╭──

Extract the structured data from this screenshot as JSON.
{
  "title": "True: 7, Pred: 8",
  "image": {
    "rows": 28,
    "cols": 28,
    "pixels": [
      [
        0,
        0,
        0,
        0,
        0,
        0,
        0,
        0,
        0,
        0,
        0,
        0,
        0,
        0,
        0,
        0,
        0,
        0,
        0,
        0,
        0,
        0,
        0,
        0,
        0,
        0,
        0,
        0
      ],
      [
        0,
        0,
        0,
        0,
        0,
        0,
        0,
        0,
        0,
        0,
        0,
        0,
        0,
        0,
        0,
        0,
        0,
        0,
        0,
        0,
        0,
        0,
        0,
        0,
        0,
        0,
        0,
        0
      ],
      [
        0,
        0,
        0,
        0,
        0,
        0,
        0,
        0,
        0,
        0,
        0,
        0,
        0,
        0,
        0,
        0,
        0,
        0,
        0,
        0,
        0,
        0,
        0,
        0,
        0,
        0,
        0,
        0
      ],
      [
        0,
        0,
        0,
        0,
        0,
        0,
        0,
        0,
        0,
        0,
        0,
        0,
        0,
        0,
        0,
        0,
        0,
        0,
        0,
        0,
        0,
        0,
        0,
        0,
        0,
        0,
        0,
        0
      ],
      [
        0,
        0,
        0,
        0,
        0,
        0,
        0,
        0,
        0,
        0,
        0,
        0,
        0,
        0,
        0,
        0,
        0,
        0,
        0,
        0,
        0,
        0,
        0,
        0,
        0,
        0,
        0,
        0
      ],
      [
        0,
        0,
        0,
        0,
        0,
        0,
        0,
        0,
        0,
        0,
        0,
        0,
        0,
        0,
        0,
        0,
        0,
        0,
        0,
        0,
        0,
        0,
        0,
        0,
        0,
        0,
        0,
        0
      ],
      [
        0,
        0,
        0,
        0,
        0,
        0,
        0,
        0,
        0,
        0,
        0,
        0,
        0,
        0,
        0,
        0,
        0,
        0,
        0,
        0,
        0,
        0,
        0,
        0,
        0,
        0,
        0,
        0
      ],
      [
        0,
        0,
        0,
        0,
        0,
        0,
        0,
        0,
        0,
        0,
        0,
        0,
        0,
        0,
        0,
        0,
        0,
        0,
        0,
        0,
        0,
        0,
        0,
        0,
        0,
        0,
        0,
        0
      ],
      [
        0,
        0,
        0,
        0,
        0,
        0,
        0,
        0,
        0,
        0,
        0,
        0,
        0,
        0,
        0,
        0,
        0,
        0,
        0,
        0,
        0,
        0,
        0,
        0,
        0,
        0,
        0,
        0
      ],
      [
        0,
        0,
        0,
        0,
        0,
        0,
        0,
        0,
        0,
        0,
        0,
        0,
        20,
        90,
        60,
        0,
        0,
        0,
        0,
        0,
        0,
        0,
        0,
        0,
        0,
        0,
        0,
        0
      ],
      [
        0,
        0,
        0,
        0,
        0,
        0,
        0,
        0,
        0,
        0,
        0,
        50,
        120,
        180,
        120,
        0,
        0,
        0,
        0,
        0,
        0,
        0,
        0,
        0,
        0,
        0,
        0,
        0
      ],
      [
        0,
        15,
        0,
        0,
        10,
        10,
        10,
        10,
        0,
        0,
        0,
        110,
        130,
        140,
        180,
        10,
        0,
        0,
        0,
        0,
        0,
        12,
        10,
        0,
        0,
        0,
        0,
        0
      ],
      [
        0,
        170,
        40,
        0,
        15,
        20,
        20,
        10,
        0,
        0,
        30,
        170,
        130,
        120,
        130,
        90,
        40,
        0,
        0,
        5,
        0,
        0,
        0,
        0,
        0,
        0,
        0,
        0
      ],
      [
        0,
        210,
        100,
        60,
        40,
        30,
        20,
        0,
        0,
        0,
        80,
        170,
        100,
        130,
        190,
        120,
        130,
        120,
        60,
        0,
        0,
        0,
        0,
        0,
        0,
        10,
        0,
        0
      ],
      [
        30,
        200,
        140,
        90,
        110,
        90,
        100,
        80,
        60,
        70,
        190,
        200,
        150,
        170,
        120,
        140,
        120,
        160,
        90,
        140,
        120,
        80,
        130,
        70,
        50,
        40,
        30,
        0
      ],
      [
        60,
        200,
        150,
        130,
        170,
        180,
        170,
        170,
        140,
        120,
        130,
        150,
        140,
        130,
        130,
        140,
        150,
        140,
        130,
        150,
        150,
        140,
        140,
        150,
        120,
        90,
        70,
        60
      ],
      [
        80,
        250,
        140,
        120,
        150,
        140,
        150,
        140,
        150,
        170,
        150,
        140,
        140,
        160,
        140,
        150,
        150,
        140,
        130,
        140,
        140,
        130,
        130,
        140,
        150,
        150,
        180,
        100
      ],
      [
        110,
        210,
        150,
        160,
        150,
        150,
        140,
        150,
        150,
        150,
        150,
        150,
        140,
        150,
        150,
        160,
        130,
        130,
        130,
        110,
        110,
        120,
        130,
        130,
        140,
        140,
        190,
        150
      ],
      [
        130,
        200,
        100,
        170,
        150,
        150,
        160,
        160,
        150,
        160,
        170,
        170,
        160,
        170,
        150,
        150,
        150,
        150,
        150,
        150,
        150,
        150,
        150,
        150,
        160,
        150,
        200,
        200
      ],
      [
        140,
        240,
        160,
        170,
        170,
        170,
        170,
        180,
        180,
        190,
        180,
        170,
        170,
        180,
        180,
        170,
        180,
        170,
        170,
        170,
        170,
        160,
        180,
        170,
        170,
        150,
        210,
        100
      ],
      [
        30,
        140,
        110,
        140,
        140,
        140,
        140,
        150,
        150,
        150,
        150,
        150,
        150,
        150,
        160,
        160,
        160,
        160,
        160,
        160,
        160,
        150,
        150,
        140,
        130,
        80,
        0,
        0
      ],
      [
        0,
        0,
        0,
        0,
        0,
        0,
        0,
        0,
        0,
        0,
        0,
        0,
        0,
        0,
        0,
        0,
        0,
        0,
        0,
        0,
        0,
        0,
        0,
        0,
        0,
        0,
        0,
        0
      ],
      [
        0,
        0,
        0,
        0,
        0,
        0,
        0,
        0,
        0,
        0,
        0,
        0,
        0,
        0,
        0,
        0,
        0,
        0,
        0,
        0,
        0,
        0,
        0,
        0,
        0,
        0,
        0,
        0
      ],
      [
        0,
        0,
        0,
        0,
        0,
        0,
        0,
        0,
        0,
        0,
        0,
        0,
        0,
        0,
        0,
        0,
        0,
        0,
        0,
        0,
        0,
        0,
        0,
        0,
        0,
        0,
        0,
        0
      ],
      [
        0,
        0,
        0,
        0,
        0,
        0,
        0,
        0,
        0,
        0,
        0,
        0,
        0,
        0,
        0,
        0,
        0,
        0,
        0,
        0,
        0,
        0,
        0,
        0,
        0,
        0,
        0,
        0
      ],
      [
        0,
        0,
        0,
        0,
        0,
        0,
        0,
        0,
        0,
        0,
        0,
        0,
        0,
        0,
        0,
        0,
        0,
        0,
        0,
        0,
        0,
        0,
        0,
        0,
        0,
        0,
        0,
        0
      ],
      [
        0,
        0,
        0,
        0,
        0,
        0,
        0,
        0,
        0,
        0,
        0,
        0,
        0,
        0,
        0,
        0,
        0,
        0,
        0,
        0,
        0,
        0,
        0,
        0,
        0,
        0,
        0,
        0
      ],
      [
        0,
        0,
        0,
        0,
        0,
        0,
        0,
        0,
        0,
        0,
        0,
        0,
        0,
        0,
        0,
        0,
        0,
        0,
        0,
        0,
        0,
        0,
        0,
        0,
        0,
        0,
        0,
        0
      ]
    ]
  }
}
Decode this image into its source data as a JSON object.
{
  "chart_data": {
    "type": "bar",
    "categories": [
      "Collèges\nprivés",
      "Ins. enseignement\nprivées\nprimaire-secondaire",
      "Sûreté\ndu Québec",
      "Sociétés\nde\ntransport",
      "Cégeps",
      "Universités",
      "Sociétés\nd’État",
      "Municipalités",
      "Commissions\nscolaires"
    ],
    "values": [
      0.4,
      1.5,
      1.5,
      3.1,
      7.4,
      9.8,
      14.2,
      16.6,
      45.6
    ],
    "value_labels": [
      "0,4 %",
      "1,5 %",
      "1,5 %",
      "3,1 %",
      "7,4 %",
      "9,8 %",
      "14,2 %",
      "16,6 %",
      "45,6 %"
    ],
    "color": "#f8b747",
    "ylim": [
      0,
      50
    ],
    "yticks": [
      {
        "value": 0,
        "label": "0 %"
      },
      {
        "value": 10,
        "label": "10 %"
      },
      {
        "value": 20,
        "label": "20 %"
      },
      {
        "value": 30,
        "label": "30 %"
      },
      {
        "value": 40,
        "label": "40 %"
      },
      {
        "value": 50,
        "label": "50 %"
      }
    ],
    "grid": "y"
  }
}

╰──

• [Task goal]: Gather up the lines containing the word "this" from these records and copy them.

• [Exercise result]:
Extract the structured data from this screenshot as JSON.
Decode this image into its source data as a JSON object.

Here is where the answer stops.